[START]

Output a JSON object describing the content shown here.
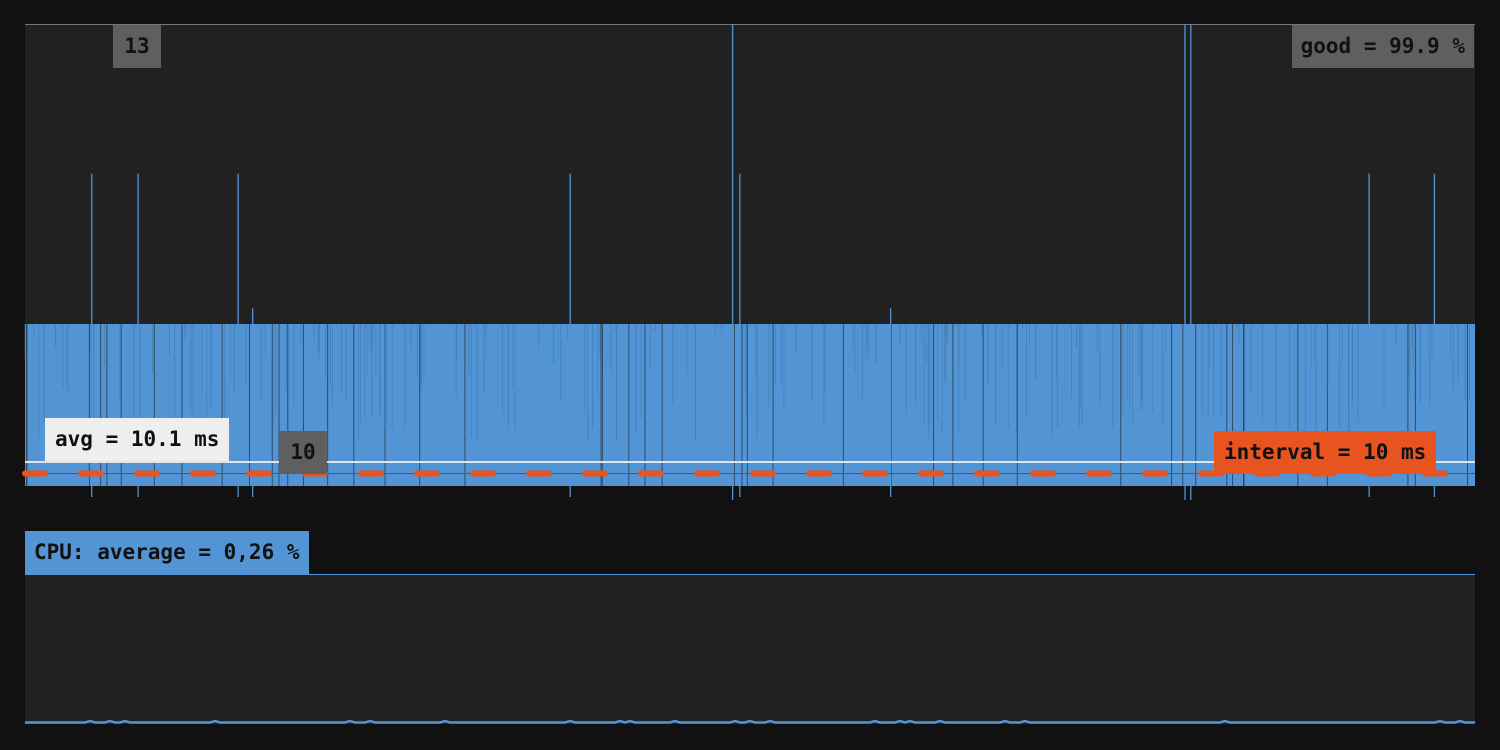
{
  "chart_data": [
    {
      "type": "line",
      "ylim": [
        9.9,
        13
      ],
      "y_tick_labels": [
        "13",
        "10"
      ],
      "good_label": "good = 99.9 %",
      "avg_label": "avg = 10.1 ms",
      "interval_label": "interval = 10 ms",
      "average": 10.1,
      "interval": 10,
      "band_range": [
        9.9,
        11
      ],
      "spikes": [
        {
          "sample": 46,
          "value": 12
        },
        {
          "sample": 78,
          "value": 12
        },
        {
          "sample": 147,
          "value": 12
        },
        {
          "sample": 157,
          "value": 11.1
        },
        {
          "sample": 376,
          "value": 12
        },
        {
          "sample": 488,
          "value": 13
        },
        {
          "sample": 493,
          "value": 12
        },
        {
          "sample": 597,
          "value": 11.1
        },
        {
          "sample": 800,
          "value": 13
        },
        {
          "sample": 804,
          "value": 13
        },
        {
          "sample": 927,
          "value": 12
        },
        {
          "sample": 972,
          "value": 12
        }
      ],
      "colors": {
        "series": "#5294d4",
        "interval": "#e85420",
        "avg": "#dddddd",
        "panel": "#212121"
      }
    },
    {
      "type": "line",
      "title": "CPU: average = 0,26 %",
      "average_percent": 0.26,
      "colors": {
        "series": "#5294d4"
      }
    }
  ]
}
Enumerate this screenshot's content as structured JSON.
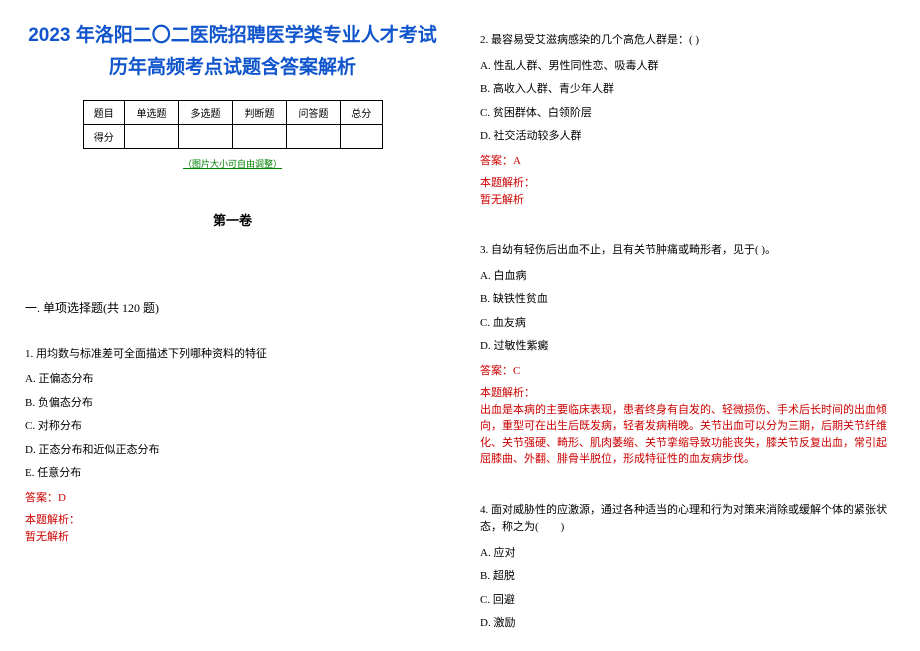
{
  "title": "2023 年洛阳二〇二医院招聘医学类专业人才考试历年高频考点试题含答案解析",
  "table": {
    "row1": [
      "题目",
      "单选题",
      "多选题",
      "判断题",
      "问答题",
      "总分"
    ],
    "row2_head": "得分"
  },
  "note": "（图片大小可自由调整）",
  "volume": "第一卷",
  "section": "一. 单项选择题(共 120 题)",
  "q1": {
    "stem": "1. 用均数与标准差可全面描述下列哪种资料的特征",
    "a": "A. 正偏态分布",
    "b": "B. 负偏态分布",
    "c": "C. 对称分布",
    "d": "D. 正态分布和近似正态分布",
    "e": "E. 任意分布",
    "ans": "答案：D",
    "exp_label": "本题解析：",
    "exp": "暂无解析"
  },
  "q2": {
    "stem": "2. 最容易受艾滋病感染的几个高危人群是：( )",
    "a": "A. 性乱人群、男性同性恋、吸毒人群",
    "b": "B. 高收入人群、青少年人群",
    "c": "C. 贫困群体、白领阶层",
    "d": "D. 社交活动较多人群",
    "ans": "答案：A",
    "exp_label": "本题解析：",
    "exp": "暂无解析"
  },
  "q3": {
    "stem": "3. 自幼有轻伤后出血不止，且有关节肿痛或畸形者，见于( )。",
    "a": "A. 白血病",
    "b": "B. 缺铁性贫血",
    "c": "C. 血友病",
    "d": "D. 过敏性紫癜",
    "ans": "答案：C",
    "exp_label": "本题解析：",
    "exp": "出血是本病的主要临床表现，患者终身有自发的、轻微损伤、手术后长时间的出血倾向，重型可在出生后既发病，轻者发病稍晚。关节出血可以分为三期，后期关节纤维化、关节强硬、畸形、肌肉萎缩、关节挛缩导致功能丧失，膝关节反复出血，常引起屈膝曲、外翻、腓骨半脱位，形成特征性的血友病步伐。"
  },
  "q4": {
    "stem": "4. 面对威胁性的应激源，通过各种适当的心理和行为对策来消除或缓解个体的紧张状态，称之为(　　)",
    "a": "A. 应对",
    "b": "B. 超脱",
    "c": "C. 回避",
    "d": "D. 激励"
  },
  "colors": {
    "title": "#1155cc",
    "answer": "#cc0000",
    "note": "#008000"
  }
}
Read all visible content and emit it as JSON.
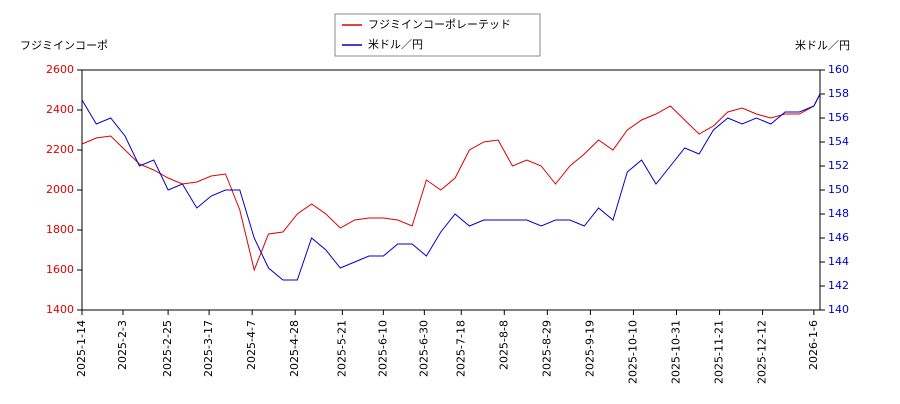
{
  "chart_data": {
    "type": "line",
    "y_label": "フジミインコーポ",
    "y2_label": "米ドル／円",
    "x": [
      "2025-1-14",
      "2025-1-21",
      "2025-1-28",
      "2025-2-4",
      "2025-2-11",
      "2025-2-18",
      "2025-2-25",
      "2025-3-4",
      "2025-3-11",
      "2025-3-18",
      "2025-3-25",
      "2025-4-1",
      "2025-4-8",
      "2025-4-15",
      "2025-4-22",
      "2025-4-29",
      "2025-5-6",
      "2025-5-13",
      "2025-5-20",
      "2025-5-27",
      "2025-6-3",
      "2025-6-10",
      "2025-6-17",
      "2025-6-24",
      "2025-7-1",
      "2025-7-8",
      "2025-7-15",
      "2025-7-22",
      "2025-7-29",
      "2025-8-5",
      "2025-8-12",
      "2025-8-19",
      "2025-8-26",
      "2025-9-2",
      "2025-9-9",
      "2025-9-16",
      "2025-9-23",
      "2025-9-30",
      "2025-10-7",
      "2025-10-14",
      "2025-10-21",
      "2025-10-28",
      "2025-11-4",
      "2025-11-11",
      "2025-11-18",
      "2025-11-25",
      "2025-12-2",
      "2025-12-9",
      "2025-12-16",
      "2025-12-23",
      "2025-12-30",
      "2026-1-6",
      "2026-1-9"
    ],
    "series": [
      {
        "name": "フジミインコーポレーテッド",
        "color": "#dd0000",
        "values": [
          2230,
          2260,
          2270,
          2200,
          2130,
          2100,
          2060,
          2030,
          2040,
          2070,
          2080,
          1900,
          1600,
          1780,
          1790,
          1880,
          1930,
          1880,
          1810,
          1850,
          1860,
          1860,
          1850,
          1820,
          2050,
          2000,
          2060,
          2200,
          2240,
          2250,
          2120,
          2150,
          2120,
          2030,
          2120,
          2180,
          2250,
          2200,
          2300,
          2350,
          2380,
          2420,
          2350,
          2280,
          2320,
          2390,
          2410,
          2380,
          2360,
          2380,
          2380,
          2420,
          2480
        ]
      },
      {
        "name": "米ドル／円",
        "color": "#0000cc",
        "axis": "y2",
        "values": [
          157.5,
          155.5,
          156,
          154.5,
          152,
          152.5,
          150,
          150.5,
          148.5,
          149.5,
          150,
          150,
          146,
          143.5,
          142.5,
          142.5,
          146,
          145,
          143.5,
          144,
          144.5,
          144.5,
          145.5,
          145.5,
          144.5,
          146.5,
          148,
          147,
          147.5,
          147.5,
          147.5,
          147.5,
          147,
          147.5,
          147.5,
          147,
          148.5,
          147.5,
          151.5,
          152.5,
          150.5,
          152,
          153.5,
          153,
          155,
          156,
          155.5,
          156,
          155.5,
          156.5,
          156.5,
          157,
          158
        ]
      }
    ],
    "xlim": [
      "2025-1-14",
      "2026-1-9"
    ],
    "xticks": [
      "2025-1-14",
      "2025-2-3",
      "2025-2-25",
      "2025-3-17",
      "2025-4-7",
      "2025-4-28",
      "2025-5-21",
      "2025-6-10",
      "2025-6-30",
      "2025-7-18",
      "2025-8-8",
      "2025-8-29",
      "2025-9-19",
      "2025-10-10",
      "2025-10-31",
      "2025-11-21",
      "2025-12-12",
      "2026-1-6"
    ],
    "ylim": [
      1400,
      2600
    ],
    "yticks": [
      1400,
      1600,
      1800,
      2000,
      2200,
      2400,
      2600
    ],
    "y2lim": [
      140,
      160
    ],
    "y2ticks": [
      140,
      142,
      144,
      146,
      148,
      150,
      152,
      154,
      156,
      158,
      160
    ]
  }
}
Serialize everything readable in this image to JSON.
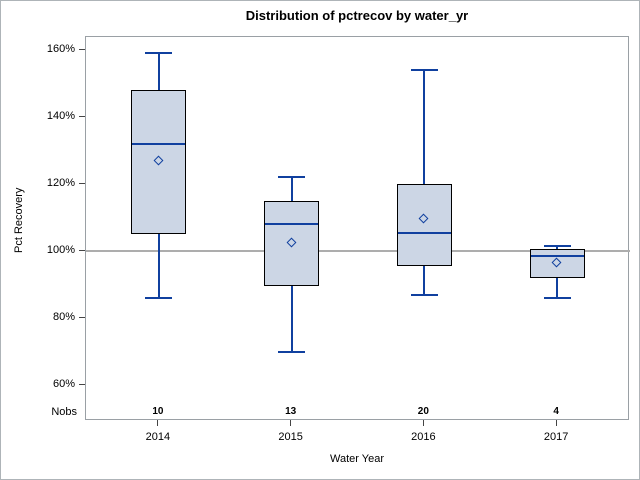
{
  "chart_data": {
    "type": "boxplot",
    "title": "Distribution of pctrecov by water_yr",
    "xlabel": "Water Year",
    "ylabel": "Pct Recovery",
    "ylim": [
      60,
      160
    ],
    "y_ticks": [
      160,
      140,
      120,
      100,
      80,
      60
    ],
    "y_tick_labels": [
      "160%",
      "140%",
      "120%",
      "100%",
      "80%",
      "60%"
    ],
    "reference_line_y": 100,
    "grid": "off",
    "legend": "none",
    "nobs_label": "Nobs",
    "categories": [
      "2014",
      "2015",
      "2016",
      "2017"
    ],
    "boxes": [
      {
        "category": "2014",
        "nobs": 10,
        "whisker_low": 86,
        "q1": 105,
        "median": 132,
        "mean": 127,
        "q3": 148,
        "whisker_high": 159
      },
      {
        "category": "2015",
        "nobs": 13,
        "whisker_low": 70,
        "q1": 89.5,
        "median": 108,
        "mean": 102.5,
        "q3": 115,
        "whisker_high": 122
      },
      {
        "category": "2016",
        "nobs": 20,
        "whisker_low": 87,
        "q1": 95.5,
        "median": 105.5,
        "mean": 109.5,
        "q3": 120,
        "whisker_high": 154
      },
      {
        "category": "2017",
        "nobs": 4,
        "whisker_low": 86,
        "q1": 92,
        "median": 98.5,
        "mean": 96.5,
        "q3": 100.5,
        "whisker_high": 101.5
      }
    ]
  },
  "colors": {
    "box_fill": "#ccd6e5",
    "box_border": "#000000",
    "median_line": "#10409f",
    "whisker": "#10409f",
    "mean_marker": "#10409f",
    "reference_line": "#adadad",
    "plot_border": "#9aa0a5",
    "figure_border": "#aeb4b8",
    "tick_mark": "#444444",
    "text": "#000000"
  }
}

[END]

- _Problem details_
State how many lines in the entries above include the word "stem"; reply with the number alone.

- _Exercise answer_
4